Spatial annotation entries

<<<<

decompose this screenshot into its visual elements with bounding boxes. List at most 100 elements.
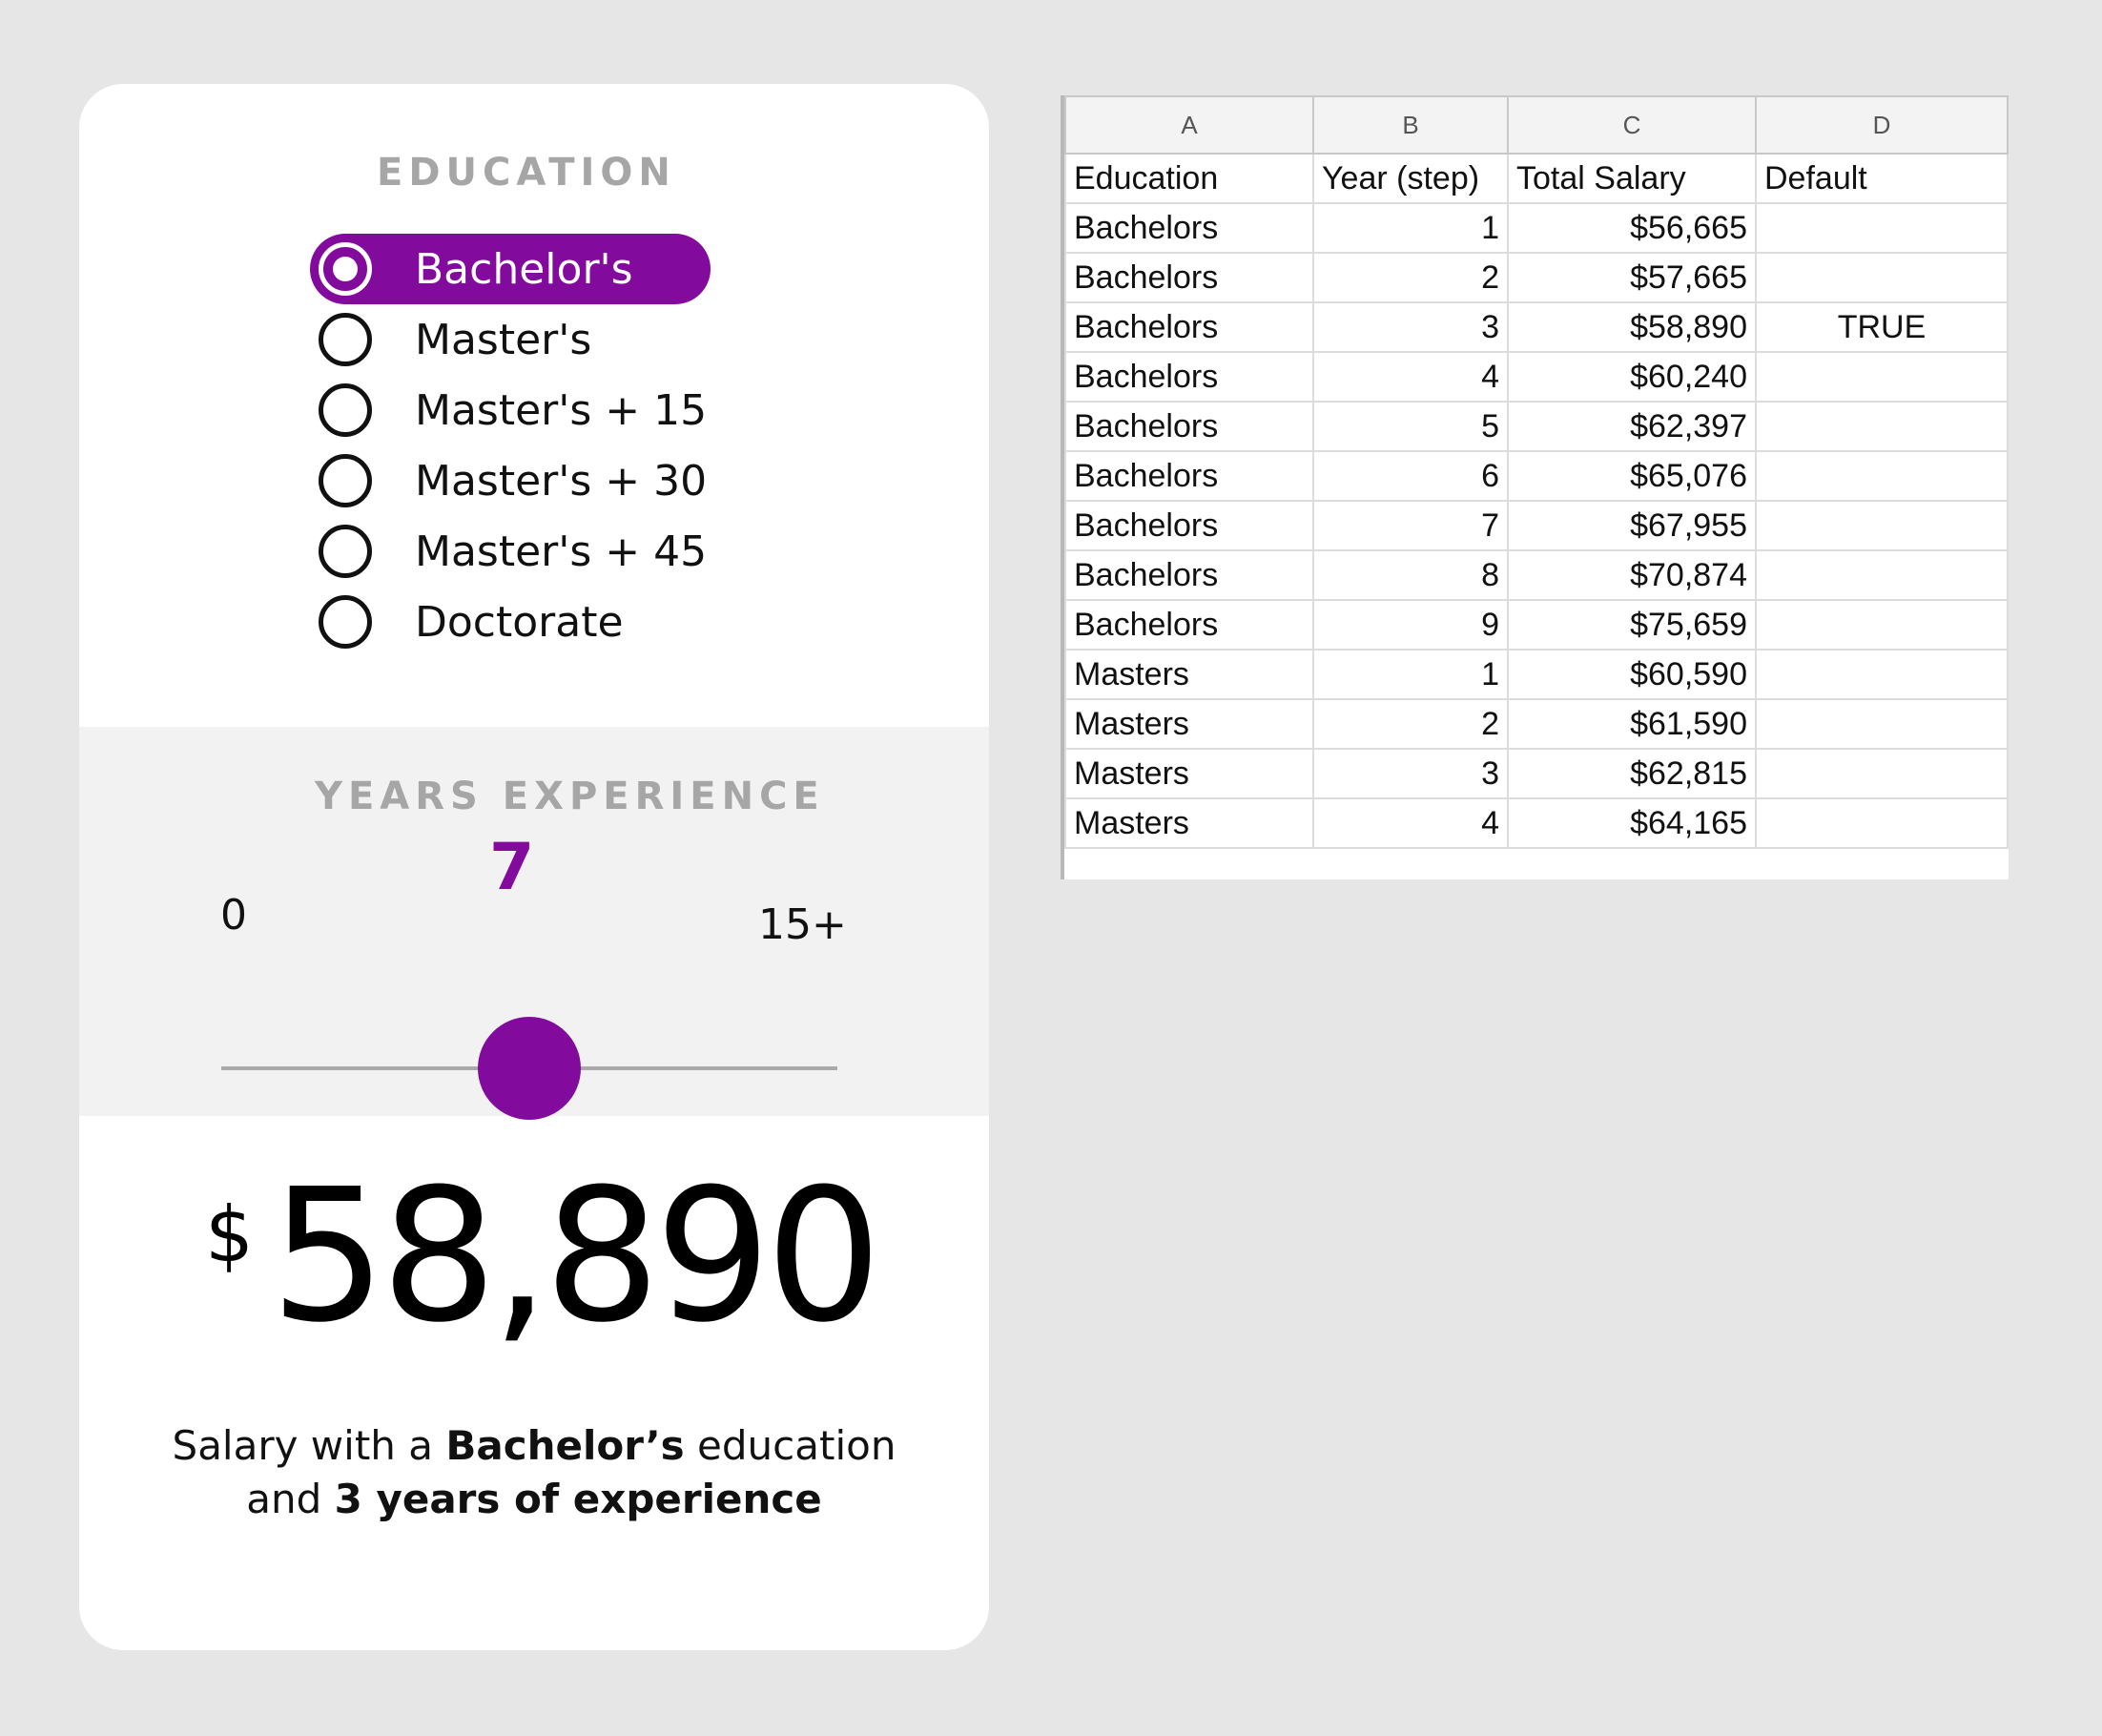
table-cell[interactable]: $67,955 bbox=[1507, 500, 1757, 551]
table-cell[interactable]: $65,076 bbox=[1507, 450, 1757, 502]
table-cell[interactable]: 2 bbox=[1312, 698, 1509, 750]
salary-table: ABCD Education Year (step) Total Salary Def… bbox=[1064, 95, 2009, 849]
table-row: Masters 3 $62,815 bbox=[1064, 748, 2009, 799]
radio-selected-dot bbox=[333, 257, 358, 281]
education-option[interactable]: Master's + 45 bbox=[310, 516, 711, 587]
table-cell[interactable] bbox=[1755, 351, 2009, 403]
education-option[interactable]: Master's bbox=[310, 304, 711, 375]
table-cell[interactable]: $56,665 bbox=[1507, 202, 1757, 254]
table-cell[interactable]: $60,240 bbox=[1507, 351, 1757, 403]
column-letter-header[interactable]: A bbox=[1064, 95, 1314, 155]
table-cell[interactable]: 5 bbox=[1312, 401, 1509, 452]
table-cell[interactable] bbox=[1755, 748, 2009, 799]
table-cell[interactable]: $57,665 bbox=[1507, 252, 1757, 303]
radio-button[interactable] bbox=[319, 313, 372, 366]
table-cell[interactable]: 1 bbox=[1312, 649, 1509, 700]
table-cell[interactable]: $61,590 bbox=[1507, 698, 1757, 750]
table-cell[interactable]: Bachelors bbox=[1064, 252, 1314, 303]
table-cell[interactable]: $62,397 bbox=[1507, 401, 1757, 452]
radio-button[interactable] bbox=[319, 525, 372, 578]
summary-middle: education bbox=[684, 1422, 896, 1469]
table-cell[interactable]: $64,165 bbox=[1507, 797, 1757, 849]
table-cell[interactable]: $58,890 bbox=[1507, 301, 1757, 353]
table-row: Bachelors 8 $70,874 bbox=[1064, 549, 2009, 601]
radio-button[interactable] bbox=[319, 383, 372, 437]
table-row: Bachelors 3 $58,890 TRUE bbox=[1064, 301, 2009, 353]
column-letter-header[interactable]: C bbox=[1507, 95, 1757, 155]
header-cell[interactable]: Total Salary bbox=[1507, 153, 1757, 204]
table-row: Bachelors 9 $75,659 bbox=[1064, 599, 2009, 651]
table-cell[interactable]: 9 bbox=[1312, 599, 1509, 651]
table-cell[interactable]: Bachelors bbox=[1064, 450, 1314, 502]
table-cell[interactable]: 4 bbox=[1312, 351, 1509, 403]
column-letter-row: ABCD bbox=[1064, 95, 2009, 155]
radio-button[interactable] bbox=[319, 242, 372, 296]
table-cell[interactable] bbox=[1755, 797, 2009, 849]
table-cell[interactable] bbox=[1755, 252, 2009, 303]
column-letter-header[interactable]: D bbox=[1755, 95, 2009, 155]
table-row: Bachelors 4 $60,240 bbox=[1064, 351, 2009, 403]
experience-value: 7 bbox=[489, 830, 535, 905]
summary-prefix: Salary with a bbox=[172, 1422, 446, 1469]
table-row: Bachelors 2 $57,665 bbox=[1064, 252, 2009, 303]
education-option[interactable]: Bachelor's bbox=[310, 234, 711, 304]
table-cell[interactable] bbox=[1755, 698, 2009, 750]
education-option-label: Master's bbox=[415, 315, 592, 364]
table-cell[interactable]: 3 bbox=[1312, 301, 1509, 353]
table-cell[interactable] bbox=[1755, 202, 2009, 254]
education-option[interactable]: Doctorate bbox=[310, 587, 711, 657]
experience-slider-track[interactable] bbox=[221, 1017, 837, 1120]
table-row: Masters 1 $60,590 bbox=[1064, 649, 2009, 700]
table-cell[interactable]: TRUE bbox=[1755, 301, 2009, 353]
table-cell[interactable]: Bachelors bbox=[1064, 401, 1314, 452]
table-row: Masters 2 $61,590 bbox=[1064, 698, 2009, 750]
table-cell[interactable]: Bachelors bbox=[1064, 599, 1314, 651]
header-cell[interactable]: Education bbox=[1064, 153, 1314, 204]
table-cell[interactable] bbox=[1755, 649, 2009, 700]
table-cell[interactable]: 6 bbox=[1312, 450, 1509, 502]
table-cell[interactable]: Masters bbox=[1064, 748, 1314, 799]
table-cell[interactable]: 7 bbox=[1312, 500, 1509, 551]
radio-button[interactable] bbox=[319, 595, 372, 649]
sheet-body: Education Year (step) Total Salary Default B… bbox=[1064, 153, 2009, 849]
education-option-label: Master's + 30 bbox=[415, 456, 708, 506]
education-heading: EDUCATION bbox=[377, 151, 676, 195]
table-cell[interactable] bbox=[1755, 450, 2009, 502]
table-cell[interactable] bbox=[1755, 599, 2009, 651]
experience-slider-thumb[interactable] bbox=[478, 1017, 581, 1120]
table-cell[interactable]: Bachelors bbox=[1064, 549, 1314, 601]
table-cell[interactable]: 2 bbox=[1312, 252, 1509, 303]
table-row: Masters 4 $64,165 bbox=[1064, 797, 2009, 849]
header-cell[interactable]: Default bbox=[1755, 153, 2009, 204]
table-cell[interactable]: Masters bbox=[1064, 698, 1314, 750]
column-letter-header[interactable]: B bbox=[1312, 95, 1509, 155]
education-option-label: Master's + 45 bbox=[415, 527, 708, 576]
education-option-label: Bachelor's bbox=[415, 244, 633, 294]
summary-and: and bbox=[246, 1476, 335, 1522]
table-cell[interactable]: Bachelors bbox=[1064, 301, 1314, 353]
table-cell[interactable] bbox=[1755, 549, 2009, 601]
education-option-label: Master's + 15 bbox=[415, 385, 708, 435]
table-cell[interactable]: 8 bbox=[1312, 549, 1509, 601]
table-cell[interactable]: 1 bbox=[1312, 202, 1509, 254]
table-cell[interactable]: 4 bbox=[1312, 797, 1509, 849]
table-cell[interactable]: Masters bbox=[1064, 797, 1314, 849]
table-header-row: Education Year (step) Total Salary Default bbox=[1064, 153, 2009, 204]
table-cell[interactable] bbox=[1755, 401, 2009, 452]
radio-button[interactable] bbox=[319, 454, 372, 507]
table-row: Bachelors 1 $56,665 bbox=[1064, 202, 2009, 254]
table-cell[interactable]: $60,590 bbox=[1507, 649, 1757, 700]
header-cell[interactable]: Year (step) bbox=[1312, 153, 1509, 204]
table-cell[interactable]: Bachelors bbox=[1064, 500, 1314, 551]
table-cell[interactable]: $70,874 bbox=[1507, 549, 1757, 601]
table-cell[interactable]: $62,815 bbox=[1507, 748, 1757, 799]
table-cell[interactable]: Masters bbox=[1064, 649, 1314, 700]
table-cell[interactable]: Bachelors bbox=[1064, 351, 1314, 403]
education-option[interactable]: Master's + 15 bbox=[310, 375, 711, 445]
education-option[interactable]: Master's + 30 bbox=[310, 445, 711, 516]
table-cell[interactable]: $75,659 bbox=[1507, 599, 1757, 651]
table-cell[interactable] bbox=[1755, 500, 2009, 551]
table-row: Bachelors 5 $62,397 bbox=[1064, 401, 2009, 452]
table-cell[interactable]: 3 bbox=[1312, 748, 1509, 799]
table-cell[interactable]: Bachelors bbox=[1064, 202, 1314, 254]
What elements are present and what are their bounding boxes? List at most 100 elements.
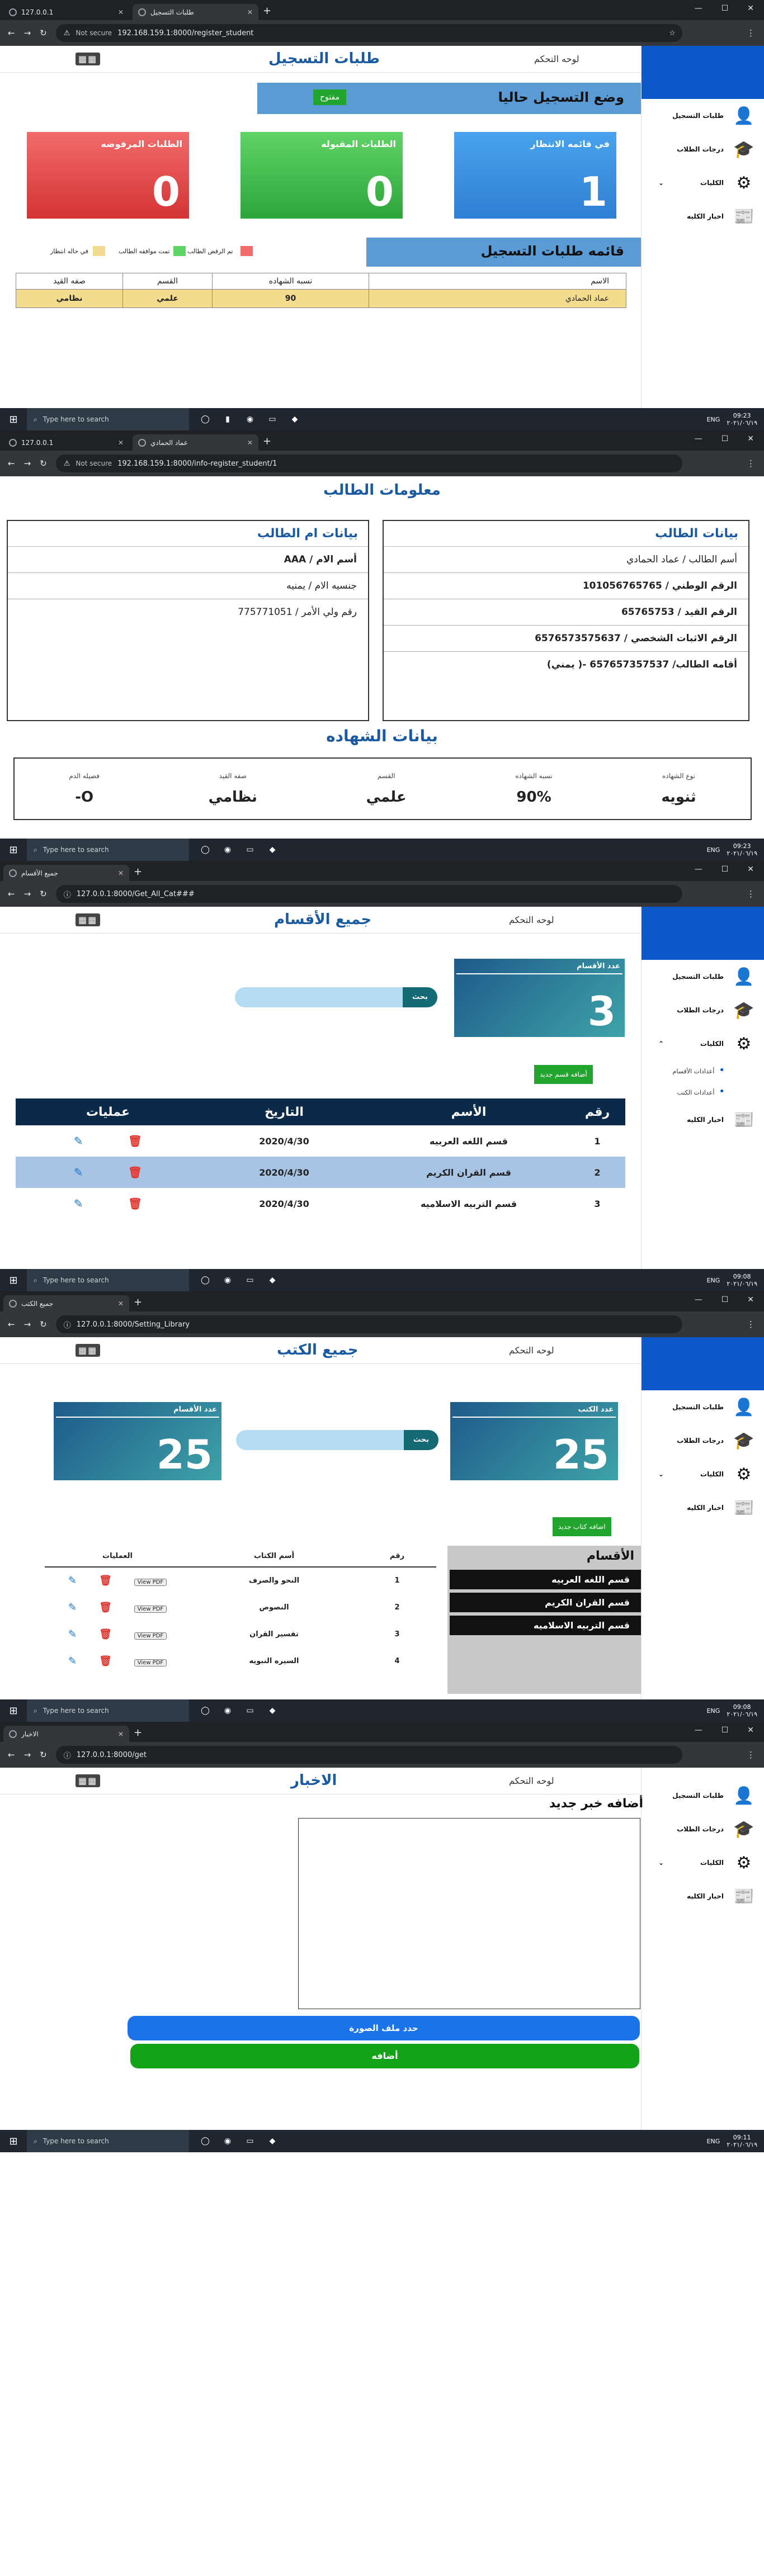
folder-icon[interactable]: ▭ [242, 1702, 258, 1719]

>>>>

Problem statement:
Swap "salary-table" for "pay-table" in the part of the listing that opens with the line containing "table-cell[interactable]: $67,955 bbox=[1507, 500, 1757, 551]" and closes with the line containing "education-option[interactable]: Master's + 45", changing nothing else. Give back only those lines.

Full output:
table-cell[interactable]: $67,955 bbox=[1507, 500, 1757, 551]
table-cell[interactable]: $65,076 bbox=[1507, 450, 1757, 502]
table-cell[interactable]: 2 bbox=[1312, 698, 1509, 750]
pay-table: ABCD Education Year (step) Total Salary Def… bbox=[1064, 95, 2009, 849]
table-row: Masters 3 $62,815 bbox=[1064, 748, 2009, 799]
radio-selected-dot bbox=[333, 257, 358, 281]
education-option[interactable]: Master's + 45 bbox=[310, 516, 711, 587]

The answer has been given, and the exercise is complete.